**Exercise description**
Gather all lines from the material that contain the word "color".

**Material provided**
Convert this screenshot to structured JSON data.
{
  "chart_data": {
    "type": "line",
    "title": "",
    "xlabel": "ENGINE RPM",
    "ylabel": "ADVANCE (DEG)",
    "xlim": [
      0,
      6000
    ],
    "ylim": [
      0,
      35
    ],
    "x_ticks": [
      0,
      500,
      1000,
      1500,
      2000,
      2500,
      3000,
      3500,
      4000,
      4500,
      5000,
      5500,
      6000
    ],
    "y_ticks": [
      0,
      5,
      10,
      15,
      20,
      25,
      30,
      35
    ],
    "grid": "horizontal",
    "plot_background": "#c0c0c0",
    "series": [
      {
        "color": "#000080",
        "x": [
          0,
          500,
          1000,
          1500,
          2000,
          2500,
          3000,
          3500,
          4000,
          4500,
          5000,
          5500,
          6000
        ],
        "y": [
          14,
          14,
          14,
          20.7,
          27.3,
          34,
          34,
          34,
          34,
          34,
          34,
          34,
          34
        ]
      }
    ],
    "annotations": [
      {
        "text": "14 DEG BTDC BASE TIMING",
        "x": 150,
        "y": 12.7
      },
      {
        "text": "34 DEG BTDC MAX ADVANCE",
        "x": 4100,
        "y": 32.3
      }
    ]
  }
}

...

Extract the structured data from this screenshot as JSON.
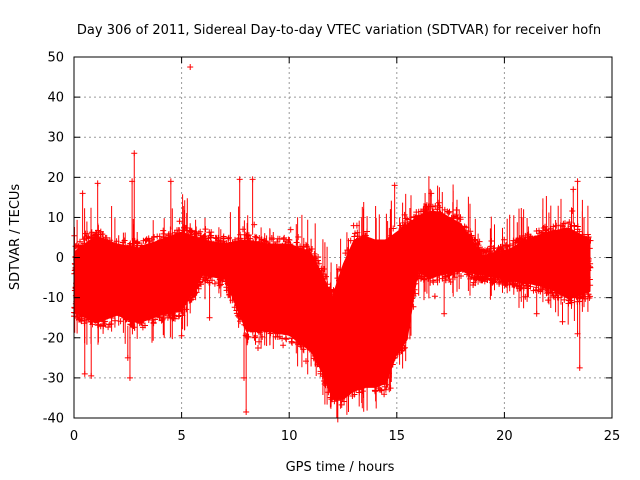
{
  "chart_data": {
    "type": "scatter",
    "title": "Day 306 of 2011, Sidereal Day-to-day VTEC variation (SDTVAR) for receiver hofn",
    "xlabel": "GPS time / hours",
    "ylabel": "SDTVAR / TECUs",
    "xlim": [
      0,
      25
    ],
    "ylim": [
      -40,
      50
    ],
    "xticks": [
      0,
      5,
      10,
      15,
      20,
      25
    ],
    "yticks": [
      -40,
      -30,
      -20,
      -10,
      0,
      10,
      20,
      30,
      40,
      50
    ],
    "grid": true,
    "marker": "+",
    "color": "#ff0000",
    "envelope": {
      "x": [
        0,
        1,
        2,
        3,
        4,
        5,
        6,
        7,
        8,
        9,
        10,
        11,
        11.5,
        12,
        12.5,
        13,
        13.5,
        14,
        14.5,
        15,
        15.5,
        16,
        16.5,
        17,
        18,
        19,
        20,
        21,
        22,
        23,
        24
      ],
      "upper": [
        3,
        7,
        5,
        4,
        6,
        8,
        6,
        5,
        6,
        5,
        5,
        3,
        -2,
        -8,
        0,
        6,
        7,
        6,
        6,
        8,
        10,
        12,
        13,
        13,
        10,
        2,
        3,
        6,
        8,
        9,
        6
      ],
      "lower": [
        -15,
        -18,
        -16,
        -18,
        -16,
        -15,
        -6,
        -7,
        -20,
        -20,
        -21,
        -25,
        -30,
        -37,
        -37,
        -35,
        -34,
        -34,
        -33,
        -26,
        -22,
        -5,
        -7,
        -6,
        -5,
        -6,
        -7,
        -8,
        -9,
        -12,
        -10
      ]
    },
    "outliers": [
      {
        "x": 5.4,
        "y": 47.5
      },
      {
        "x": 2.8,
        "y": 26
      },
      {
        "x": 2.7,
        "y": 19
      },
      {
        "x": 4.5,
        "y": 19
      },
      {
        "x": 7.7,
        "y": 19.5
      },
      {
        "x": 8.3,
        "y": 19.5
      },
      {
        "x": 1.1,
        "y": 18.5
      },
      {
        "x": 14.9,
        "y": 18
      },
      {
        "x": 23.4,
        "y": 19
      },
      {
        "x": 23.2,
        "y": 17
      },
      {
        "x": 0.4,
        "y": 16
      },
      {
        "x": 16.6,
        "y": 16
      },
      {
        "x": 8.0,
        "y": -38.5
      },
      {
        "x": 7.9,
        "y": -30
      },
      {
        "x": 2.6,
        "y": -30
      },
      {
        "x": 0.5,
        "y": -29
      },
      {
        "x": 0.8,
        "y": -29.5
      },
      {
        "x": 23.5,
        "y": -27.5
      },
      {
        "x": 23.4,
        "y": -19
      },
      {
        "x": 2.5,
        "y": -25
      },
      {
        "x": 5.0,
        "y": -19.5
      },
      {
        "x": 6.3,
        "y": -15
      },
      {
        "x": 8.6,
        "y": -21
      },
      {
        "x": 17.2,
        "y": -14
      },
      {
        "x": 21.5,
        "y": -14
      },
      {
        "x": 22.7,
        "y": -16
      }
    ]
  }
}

* * *

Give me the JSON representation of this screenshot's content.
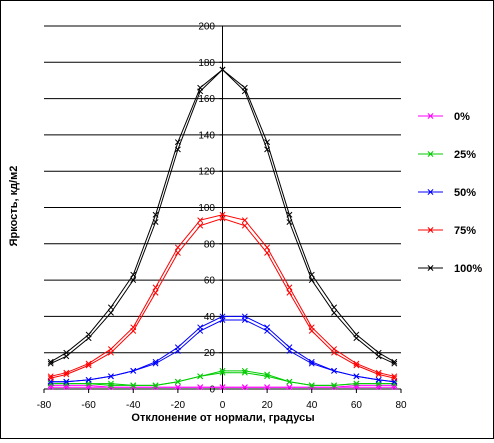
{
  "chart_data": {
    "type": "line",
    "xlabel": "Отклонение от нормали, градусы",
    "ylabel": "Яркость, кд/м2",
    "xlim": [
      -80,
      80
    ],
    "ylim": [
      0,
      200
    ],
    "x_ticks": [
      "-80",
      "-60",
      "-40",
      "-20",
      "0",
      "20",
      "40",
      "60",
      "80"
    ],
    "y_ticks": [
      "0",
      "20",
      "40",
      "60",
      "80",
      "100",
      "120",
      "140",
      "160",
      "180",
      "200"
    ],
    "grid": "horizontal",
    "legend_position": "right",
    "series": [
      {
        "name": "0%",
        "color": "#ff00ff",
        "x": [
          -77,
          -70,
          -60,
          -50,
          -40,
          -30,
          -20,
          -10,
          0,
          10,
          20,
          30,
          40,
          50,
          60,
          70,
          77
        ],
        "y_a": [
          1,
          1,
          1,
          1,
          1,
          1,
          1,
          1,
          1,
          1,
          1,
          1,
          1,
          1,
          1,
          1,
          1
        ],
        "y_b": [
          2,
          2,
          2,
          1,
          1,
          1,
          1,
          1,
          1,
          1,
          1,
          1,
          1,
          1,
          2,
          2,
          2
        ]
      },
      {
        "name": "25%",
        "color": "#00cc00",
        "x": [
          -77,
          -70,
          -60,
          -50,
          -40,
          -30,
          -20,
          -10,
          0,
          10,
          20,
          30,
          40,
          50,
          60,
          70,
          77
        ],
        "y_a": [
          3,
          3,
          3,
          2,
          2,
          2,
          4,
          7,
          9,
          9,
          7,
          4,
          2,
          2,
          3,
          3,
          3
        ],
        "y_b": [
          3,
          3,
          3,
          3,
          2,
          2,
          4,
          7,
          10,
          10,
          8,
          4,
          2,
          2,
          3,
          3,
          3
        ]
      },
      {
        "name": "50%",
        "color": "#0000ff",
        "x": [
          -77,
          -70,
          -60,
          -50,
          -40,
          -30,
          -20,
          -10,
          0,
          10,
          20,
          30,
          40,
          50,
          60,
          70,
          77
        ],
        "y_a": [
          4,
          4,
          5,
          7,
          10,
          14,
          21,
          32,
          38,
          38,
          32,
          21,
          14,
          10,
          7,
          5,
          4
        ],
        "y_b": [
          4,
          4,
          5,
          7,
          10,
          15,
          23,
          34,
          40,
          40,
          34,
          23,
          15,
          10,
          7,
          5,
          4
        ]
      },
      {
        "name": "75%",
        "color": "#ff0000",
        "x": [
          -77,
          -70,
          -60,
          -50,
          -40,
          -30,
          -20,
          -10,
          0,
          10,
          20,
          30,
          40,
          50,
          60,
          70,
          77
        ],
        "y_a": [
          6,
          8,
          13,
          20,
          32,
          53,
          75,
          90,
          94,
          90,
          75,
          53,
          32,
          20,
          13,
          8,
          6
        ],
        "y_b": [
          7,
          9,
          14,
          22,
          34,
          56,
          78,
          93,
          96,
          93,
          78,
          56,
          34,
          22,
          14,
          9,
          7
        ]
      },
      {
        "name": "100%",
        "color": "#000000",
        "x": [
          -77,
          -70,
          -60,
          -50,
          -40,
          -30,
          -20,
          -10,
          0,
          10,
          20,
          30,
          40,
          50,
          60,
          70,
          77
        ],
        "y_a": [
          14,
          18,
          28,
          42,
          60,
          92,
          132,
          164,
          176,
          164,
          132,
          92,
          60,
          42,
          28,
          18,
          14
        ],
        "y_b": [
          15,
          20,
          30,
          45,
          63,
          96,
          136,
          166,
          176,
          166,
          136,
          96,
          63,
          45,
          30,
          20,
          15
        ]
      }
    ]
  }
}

**Exercise response**
        "color": "#000080",
    "color": "#ff0000",
        "color": "#ff00ff",
        "color": "#00cc00",
        "color": "#0000ff",
        "color": "#ff0000",
        "color": "#000000",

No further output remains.